Check each line of the records below for the word "this" and copy those where it appears.

>>>

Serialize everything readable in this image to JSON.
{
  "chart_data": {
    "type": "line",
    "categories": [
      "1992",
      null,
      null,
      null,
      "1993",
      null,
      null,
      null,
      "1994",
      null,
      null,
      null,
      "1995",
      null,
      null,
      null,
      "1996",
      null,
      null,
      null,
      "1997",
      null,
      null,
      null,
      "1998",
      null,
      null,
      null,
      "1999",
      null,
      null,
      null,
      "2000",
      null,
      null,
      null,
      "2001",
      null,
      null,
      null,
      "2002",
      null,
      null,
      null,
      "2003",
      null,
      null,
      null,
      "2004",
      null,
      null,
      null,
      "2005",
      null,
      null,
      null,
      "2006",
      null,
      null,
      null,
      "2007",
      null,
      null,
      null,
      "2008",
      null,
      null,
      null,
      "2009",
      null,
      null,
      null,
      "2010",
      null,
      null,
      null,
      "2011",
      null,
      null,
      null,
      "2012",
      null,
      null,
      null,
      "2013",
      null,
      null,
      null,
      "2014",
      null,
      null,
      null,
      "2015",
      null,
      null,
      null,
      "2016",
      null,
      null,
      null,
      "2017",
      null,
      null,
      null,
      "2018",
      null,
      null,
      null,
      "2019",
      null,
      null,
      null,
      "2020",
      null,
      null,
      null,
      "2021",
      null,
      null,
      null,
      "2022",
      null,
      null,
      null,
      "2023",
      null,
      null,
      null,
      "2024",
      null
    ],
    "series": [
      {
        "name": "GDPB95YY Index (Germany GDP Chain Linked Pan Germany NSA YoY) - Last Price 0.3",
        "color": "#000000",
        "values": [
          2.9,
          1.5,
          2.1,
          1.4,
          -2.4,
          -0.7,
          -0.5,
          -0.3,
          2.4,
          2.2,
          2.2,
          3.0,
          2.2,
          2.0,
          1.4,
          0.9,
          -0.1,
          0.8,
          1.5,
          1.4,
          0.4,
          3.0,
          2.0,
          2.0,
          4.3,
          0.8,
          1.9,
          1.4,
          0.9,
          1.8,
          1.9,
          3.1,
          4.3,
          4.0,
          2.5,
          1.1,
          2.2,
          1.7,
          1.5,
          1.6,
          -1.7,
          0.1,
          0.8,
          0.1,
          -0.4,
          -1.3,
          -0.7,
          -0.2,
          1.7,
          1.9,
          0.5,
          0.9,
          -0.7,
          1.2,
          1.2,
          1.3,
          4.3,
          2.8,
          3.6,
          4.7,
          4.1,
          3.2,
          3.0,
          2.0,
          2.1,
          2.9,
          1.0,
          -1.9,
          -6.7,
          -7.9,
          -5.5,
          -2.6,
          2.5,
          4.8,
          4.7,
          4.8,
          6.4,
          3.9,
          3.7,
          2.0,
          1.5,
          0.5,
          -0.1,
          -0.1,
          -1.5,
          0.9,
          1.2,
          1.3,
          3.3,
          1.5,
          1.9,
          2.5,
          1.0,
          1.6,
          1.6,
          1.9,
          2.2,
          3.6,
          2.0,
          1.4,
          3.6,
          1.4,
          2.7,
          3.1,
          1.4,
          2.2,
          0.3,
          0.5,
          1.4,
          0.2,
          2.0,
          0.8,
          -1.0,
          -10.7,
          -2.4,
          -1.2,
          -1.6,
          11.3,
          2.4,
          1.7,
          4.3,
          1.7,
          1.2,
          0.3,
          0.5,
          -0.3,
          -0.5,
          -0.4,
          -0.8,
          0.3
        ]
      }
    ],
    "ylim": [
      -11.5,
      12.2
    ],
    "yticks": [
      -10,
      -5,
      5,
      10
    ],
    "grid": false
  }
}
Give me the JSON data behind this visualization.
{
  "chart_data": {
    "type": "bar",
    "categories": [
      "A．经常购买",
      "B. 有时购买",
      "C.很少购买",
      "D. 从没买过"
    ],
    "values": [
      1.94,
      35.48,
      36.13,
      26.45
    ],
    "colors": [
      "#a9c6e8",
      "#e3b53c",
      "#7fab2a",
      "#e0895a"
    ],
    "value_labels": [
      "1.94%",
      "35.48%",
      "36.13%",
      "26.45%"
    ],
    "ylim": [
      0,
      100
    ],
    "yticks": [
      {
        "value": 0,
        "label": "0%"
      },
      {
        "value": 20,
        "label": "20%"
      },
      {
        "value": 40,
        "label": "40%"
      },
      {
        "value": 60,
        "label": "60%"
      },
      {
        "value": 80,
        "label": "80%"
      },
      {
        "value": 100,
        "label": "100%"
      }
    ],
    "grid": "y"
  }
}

<<<

The result
Serialize everything readable in this image to JSON.
Give me the JSON data behind this visualization.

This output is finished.